> Set exercise
Output the entries word for word. Omit images.

— start Given data —

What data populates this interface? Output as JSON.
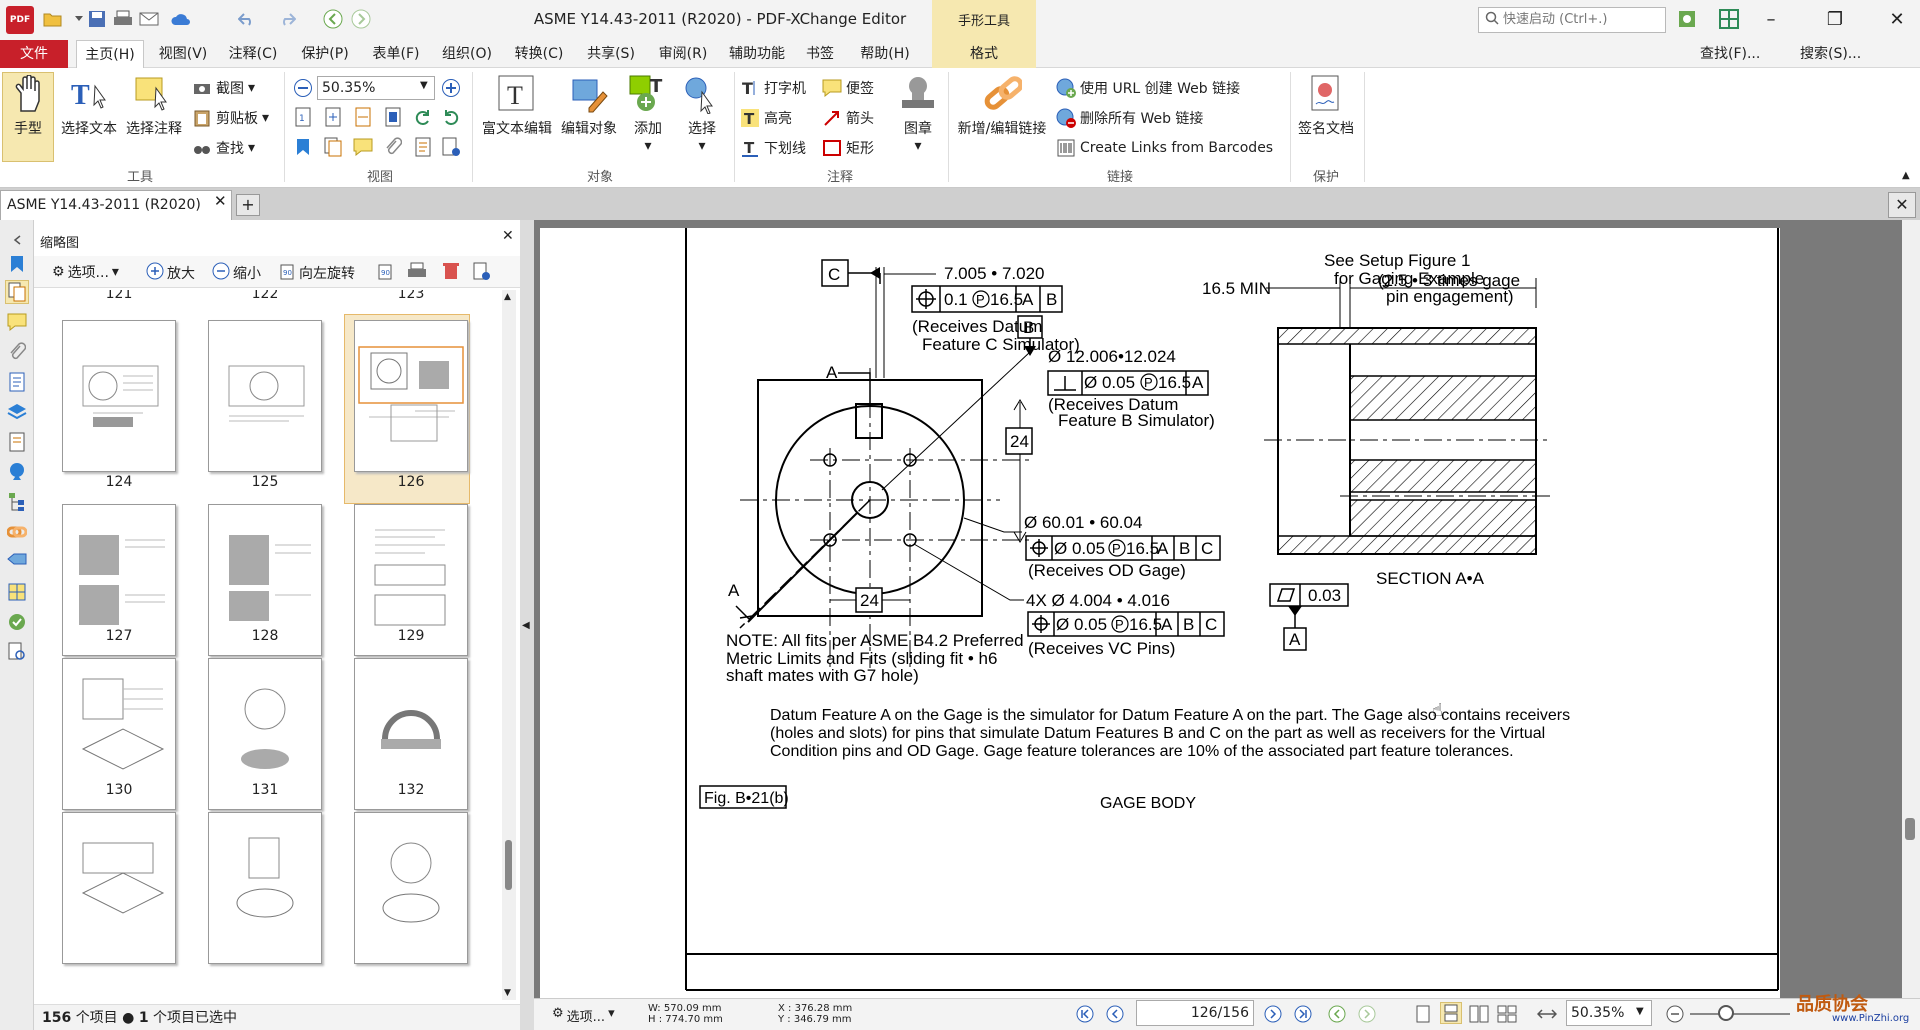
{
  "window": {
    "title": "ASME Y14.43-2011 (R2020) - PDF-XChange Editor",
    "context_tab_group": "手形工具",
    "quick_launch_placeholder": "快速启动 (Ctrl+.)",
    "app_icon_text": "PDF"
  },
  "menu": {
    "file": "文件",
    "items": [
      "主页(H)",
      "视图(V)",
      "注释(C)",
      "保护(P)",
      "表单(F)",
      "组织(O)",
      "转换(C)",
      "共享(S)",
      "审阅(R)",
      "辅助功能",
      "书签",
      "帮助(H)"
    ],
    "context_format": "格式",
    "find": "查找(F)...",
    "search": "搜索(S)..."
  },
  "ribbon": {
    "tools": {
      "hand": "手型",
      "select_text": "选择文本",
      "select_annot": "选择注释",
      "snapshot": "截图",
      "clipboard": "剪贴板",
      "find": "查找",
      "label": "工具"
    },
    "view": {
      "zoom": "50.35%",
      "label": "视图"
    },
    "objects": {
      "rich_text": "富文本编辑",
      "edit_object": "编辑对象",
      "add": "添加",
      "select": "选择",
      "label": "对象"
    },
    "comments": {
      "typewriter": "打字机",
      "note": "便签",
      "highlight": "高亮",
      "arrow": "箭头",
      "underline": "下划线",
      "rectangle": "矩形",
      "stamp": "图章",
      "label": "注释"
    },
    "links": {
      "new_edit": "新增/编辑链接",
      "create_web": "使用 URL 创建 Web 链接",
      "remove_web": "删除所有 Web 链接",
      "from_barcodes": "Create Links from Barcodes",
      "label": "链接"
    },
    "protect": {
      "sign": "签名文档",
      "label": "保护"
    }
  },
  "doc_tab": {
    "title": "ASME Y14.43-2011 (R2020)"
  },
  "thumbnails": {
    "title": "缩略图",
    "toolbar": {
      "options": "选项...",
      "zoom_in": "放大",
      "zoom_out": "缩小",
      "rotate_left": "向左旋转"
    },
    "top_labels": [
      "121",
      "122",
      "123"
    ],
    "rows": [
      [
        "124",
        "125",
        "126"
      ],
      [
        "127",
        "128",
        "129"
      ],
      [
        "130",
        "131",
        "132"
      ],
      [
        "",
        "",
        ""
      ]
    ],
    "selected": "126",
    "status_count": "156",
    "status_count_label": "个项目",
    "status_sel": "1",
    "status_sel_label": "个项目已选中"
  },
  "drawing": {
    "setup_ref": [
      "See Setup Figure 1",
      "for Gaging Example"
    ],
    "datum_c": "C",
    "dim_c": "7.005 • 7.020",
    "fcf1_tol": "0.1",
    "fcf1_mod": "P",
    "fcf1_val": "16.5",
    "fcf1_datums": [
      "A",
      "B"
    ],
    "receives_c": [
      "(Receives Datum",
      "Feature C Simulator)"
    ],
    "datum_b": "B",
    "dia_b": "Ø 12.006•12.024",
    "fcf2_tol": "Ø 0.05",
    "fcf2_val": "16.5",
    "fcf2_datums": [
      "A"
    ],
    "receives_b": [
      "(Receives Datum",
      "Feature B Simulator)"
    ],
    "label_a_top": "A",
    "label_a_bottom": "A",
    "dim_24_right": "24",
    "dim_24_bottom": "24",
    "dia_od": "Ø 60.01 • 60.04",
    "fcf3_tol": "Ø 0.05",
    "fcf3_val": "16.5",
    "fcf3_datums": [
      "A",
      "B",
      "C"
    ],
    "receives_od": "(Receives OD Gage)",
    "dia_vc": "4X Ø 4.004 • 4.016",
    "fcf4_tol": "Ø 0.05",
    "fcf4_val": "16.5",
    "fcf4_datums": [
      "A",
      "B",
      "C"
    ],
    "receives_vc": "(Receives VC Pins)",
    "min_dim": "16.5 MIN",
    "engagement": [
      "(2.5 • 3 times gage",
      "pin engagement)"
    ],
    "section": "SECTION A•A",
    "flatness_val": "0.03",
    "flatness_datum": "A",
    "note": [
      "NOTE: All fits per ASME B4.2 Preferred",
      "Metric Limits and Fits (sliding fit • h6",
      "shaft mates with G7 hole)"
    ],
    "description": [
      "Datum Feature A on the Gage is the simulator for Datum Feature A on the part. The Gage also contains receivers",
      "(holes and slots) for pins that simulate Datum Features B and C on the part as well as receivers for the Virtual",
      "Condition pins and OD Gage. Gage feature tolerances are 10% of the associated part feature tolerances."
    ],
    "fig_label": "Fig. B•21(b)",
    "caption": "GAGE BODY"
  },
  "statusbar": {
    "options": "选项...",
    "width": "W: 570.09 mm",
    "height": "H : 774.70 mm",
    "x": "X : 376.28 mm",
    "y": "Y : 346.79 mm",
    "page_current": "126",
    "page_total": "/156",
    "zoom": "50.35%"
  },
  "watermark": {
    "text": "品质协会",
    "url": "www.PinZhi.org"
  }
}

— end Given data —

> Final result
What data populates this interface? Output as JSON.
{
  "window": {
    "title": "ASME Y14.43-2011 (R2020) - PDF-XChange Editor",
    "context_tab_group": "手形工具",
    "quick_launch_placeholder": "快速启动 (Ctrl+.)",
    "app_icon_text": "PDF"
  },
  "menu": {
    "file": "文件",
    "items": [
      "主页(H)",
      "视图(V)",
      "注释(C)",
      "保护(P)",
      "表单(F)",
      "组织(O)",
      "转换(C)",
      "共享(S)",
      "审阅(R)",
      "辅助功能",
      "书签",
      "帮助(H)"
    ],
    "context_format": "格式",
    "find": "查找(F)...",
    "search": "搜索(S)..."
  },
  "ribbon": {
    "tools": {
      "hand": "手型",
      "select_text": "选择文本",
      "select_annot": "选择注释",
      "snapshot": "截图",
      "clipboard": "剪贴板",
      "find": "查找",
      "label": "工具"
    },
    "view": {
      "zoom": "50.35%",
      "label": "视图"
    },
    "objects": {
      "rich_text": "富文本编辑",
      "edit_object": "编辑对象",
      "add": "添加",
      "select": "选择",
      "label": "对象"
    },
    "comments": {
      "typewriter": "打字机",
      "note": "便签",
      "highlight": "高亮",
      "arrow": "箭头",
      "underline": "下划线",
      "rectangle": "矩形",
      "stamp": "图章",
      "label": "注释"
    },
    "links": {
      "new_edit": "新增/编辑链接",
      "create_web": "使用 URL 创建 Web 链接",
      "remove_web": "删除所有 Web 链接",
      "from_barcodes": "Create Links from Barcodes",
      "label": "链接"
    },
    "protect": {
      "sign": "签名文档",
      "label": "保护"
    }
  },
  "doc_tab": {
    "title": "ASME Y14.43-2011 (R2020)"
  },
  "thumbnails": {
    "title": "缩略图",
    "toolbar": {
      "options": "选项...",
      "zoom_in": "放大",
      "zoom_out": "缩小",
      "rotate_left": "向左旋转"
    },
    "top_labels": [
      "121",
      "122",
      "123"
    ],
    "rows": [
      [
        "124",
        "125",
        "126"
      ],
      [
        "127",
        "128",
        "129"
      ],
      [
        "130",
        "131",
        "132"
      ],
      [
        "",
        "",
        ""
      ]
    ],
    "selected": "126",
    "status_count": "156",
    "status_count_label": "个项目",
    "status_sel": "1",
    "status_sel_label": "个项目已选中"
  },
  "drawing": {
    "setup_ref": [
      "See Setup Figure 1",
      "for Gaging Example"
    ],
    "datum_c": "C",
    "dim_c": "7.005 • 7.020",
    "fcf1_tol": "0.1",
    "fcf1_mod": "P",
    "fcf1_val": "16.5",
    "fcf1_datums": [
      "A",
      "B"
    ],
    "receives_c": [
      "(Receives Datum",
      "Feature C Simulator)"
    ],
    "datum_b": "B",
    "dia_b": "Ø 12.006•12.024",
    "fcf2_tol": "Ø 0.05",
    "fcf2_val": "16.5",
    "fcf2_datums": [
      "A"
    ],
    "receives_b": [
      "(Receives Datum",
      "Feature B Simulator)"
    ],
    "label_a_top": "A",
    "label_a_bottom": "A",
    "dim_24_right": "24",
    "dim_24_bottom": "24",
    "dia_od": "Ø 60.01 • 60.04",
    "fcf3_tol": "Ø 0.05",
    "fcf3_val": "16.5",
    "fcf3_datums": [
      "A",
      "B",
      "C"
    ],
    "receives_od": "(Receives OD Gage)",
    "dia_vc": "4X Ø 4.004 • 4.016",
    "fcf4_tol": "Ø 0.05",
    "fcf4_val": "16.5",
    "fcf4_datums": [
      "A",
      "B",
      "C"
    ],
    "receives_vc": "(Receives VC Pins)",
    "min_dim": "16.5 MIN",
    "engagement": [
      "(2.5 • 3 times gage",
      "pin engagement)"
    ],
    "section": "SECTION A•A",
    "flatness_val": "0.03",
    "flatness_datum": "A",
    "note": [
      "NOTE: All fits per ASME B4.2 Preferred",
      "Metric Limits and Fits (sliding fit • h6",
      "shaft mates with G7 hole)"
    ],
    "description": [
      "Datum Feature A on the Gage is the simulator for Datum Feature A on the part. The Gage also contains receivers",
      "(holes and slots) for pins that simulate Datum Features B and C on the part as well as receivers for the Virtual",
      "Condition pins and OD Gage. Gage feature tolerances are 10% of the associated part feature tolerances."
    ],
    "fig_label": "Fig. B•21(b)",
    "caption": "GAGE BODY"
  },
  "statusbar": {
    "options": "选项...",
    "width": "W: 570.09 mm",
    "height": "H : 774.70 mm",
    "x": "X : 376.28 mm",
    "y": "Y : 346.79 mm",
    "page_current": "126",
    "page_total": "/156",
    "zoom": "50.35%"
  },
  "watermark": {
    "text": "品质协会",
    "url": "www.PinZhi.org"
  }
}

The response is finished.